INPUT DATA:
* Start *

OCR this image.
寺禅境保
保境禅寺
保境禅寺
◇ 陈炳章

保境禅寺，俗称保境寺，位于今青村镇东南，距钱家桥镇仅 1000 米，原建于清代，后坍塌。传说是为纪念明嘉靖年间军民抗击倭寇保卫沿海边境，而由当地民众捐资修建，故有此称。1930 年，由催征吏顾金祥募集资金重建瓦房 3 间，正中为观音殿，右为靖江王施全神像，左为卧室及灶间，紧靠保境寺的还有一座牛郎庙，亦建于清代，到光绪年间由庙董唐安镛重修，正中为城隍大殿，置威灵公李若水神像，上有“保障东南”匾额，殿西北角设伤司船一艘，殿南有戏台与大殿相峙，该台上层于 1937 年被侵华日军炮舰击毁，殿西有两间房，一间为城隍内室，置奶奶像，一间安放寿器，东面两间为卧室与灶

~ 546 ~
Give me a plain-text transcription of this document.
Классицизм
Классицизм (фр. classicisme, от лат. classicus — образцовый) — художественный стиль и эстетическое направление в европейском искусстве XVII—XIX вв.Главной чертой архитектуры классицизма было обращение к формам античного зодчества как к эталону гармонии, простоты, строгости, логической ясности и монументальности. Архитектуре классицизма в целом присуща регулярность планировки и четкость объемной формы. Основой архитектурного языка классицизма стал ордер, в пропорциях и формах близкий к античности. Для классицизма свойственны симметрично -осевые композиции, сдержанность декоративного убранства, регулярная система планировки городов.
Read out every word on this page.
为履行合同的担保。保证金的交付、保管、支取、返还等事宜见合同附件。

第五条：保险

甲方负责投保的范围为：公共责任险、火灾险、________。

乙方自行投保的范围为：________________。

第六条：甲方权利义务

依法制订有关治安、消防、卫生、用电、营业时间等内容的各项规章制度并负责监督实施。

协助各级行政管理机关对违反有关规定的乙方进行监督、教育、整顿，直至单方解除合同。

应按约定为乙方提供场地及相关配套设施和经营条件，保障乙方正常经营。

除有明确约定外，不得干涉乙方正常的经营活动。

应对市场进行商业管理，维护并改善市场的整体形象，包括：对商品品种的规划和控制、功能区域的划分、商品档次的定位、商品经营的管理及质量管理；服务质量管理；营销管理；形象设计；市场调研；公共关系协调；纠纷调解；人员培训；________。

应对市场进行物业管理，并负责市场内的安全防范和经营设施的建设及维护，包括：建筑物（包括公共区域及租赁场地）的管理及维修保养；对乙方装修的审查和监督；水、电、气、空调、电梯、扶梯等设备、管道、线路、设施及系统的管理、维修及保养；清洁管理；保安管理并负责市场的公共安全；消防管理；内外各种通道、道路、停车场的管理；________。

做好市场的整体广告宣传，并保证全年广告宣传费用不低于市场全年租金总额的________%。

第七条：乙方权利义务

* End *

Write out once more the lines above beginning at the line with "Give me a plain-text"; continue through the final line and stop there.

Give me a plain-text transcription of this document.
Классицизм
Классицизм (фр. classicisme, от лат. classicus — образцовый) — художественный стиль и эстетическое направление в европейском искусстве XVII—XIX вв.Главной чертой архитектуры классицизма было обращение к формам античного зодчества как к эталону гармонии, простоты, строгости, логической ясности и монументальности. Архитектуре классицизма в целом присуща регулярность планировки и четкость объемной формы. Основой архитектурного языка классицизма стал ордер, в пропорциях и формах близкий к античности. Для классицизма свойственны симметрично -осевые композиции, сдержанность декоративного убранства, регулярная система планировки городов.
Read out every word on this page.
为履行合同的担保。保证金的交付、保管、支取、返还等事宜见合同附件。

第五条：保险

甲方负责投保的范围为：公共责任险、火灾险、________。

乙方自行投保的范围为：________________。

第六条：甲方权利义务

依法制订有关治安、消防、卫生、用电、营业时间等内容的各项规章制度并负责监督实施。

协助各级行政管理机关对违反有关规定的乙方进行监督、教育、整顿，直至单方解除合同。

应按约定为乙方提供场地及相关配套设施和经营条件，保障乙方正常经营。

除有明确约定外，不得干涉乙方正常的经营活动。

应对市场进行商业管理，维护并改善市场的整体形象，包括：对商品品种的规划和控制、功能区域的划分、商品档次的定位、商品经营的管理及质量管理；服务质量管理；营销管理；形象设计；市场调研；公共关系协调；纠纷调解；人员培训；________。

应对市场进行物业管理，并负责市场内的安全防范和经营设施的建设及维护，包括：建筑物（包括公共区域及租赁场地）的管理及维修保养；对乙方装修的审查和监督；水、电、气、空调、电梯、扶梯等设备、管道、线路、设施及系统的管理、维修及保养；清洁管理；保安管理并负责市场的公共安全；消防管理；内外各种通道、道路、停车场的管理；________。

做好市场的整体广告宣传，并保证全年广告宣传费用不低于市场全年租金总额的________%。

第七条：乙方权利义务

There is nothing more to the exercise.